== Data extract ==

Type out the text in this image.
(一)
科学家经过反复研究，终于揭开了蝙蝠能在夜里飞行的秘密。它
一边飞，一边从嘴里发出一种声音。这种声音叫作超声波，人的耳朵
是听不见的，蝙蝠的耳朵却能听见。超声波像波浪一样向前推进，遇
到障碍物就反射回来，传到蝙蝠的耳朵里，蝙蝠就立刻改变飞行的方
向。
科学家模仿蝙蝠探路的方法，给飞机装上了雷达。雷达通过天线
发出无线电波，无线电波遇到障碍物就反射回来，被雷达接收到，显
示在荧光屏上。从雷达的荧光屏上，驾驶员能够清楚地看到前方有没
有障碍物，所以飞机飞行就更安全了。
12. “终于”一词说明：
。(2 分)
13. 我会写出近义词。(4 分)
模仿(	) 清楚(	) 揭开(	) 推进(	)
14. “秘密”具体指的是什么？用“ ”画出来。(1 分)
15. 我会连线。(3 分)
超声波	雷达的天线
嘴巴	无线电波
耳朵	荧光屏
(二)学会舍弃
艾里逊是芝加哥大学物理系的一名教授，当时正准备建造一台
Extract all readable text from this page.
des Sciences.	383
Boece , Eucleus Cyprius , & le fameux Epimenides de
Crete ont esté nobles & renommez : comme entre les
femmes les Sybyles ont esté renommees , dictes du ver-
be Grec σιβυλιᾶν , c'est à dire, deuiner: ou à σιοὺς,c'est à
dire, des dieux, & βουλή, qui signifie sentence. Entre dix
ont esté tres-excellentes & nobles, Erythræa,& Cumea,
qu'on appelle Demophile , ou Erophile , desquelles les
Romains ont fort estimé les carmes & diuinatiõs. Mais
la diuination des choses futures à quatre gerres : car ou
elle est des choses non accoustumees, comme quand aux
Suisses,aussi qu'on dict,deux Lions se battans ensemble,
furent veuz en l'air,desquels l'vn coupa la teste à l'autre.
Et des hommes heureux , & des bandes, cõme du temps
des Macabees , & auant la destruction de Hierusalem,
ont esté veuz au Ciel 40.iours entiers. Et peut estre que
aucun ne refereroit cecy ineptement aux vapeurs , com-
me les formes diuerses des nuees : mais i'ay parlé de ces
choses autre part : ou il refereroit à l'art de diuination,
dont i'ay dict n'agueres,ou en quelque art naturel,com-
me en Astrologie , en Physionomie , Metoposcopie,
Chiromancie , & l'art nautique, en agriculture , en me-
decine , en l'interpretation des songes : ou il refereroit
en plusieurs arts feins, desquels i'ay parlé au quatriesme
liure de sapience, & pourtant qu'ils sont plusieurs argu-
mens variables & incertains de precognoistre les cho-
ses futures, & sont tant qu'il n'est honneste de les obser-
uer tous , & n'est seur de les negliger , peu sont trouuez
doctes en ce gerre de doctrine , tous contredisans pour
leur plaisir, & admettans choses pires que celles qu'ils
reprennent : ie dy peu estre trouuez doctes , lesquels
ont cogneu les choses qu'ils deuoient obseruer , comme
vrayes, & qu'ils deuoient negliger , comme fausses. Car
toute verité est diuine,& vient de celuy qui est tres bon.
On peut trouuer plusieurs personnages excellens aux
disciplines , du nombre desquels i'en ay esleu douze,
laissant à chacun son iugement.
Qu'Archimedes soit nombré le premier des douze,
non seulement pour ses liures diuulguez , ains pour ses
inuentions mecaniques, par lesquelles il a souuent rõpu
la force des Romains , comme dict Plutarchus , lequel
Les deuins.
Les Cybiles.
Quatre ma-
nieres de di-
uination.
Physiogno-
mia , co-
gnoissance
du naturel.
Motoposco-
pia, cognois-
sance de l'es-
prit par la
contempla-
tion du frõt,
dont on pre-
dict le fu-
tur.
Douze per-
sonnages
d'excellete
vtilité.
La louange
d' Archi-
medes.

===

-- Set exercise --
Transcribe each entry precisely, missing none.

-- Task response --
Type out the text in this image.
(一)
科学家经过反复研究，终于揭开了蝙蝠能在夜里飞行的秘密。它
一边飞，一边从嘴里发出一种声音。这种声音叫作超声波，人的耳朵
是听不见的，蝙蝠的耳朵却能听见。超声波像波浪一样向前推进，遇
到障碍物就反射回来，传到蝙蝠的耳朵里，蝙蝠就立刻改变飞行的方
向。
科学家模仿蝙蝠探路的方法，给飞机装上了雷达。雷达通过天线
发出无线电波，无线电波遇到障碍物就反射回来，被雷达接收到，显
示在荧光屏上。从雷达的荧光屏上，驾驶员能够清楚地看到前方有没
有障碍物，所以飞机飞行就更安全了。
12. “终于”一词说明：
。(2 分)
13. 我会写出近义词。(4 分)
模仿(	) 清楚(	) 揭开(	) 推进(	)
14. “秘密”具体指的是什么？用“ ”画出来。(1 分)
15. 我会连线。(3 分)
超声波	雷达的天线
嘴巴	无线电波
耳朵	荧光屏
(二)学会舍弃
艾里逊是芝加哥大学物理系的一名教授，当时正准备建造一台
Extract all readable text from this page.
des Sciences.	383
Boece , Eucleus Cyprius , & le fameux Epimenides de
Crete ont esté nobles & renommez : comme entre les
femmes les Sybyles ont esté renommees , dictes du ver-
be Grec σιβυλιᾶν , c'est à dire, deuiner: ou à σιοὺς,c'est à
dire, des dieux, & βουλή, qui signifie sentence. Entre dix
ont esté tres-excellentes & nobles, Erythræa,& Cumea,
qu'on appelle Demophile , ou Erophile , desquelles les
Romains ont fort estimé les carmes & diuinatiõs. Mais
la diuination des choses futures à quatre gerres : car ou
elle est des choses non accoustumees, comme quand aux
Suisses,aussi qu'on dict,deux Lions se battans ensemble,
furent veuz en l'air,desquels l'vn coupa la teste à l'autre.
Et des hommes heureux , & des bandes, cõme du temps
des Macabees , & auant la destruction de Hierusalem,
ont esté veuz au Ciel 40.iours entiers. Et peut estre que
aucun ne refereroit cecy ineptement aux vapeurs , com-
me les formes diuerses des nuees : mais i'ay parlé de ces
choses autre part : ou il refereroit à l'art de diuination,
dont i'ay dict n'agueres,ou en quelque art naturel,com-
me en Astrologie , en Physionomie , Metoposcopie,
Chiromancie , & l'art nautique, en agriculture , en me-
decine , en l'interpretation des songes : ou il refereroit
en plusieurs arts feins, desquels i'ay parlé au quatriesme
liure de sapience, & pourtant qu'ils sont plusieurs argu-
mens variables & incertains de precognoistre les cho-
ses futures, & sont tant qu'il n'est honneste de les obser-
uer tous , & n'est seur de les negliger , peu sont trouuez
doctes en ce gerre de doctrine , tous contredisans pour
leur plaisir, & admettans choses pires que celles qu'ils
reprennent : ie dy peu estre trouuez doctes , lesquels
ont cogneu les choses qu'ils deuoient obseruer , comme
vrayes, & qu'ils deuoient negliger , comme fausses. Car
toute verité est diuine,& vient de celuy qui est tres bon.
On peut trouuer plusieurs personnages excellens aux
disciplines , du nombre desquels i'en ay esleu douze,
laissant à chacun son iugement.
Qu'Archimedes soit nombré le premier des douze,
non seulement pour ses liures diuulguez , ains pour ses
inuentions mecaniques, par lesquelles il a souuent rõpu
la force des Romains , comme dict Plutarchus , lequel
Les deuins.
Les Cybiles.
Quatre ma-
nieres de di-
uination.
Physiogno-
mia , co-
gnoissance
du naturel.
Motoposco-
pia, cognois-
sance de l'es-
prit par la
contempla-
tion du frõt,
dont on pre-
dict le fu-
tur.
Douze per-
sonnages
d'excellete
vtilité.
La louange
d' Archi-
medes.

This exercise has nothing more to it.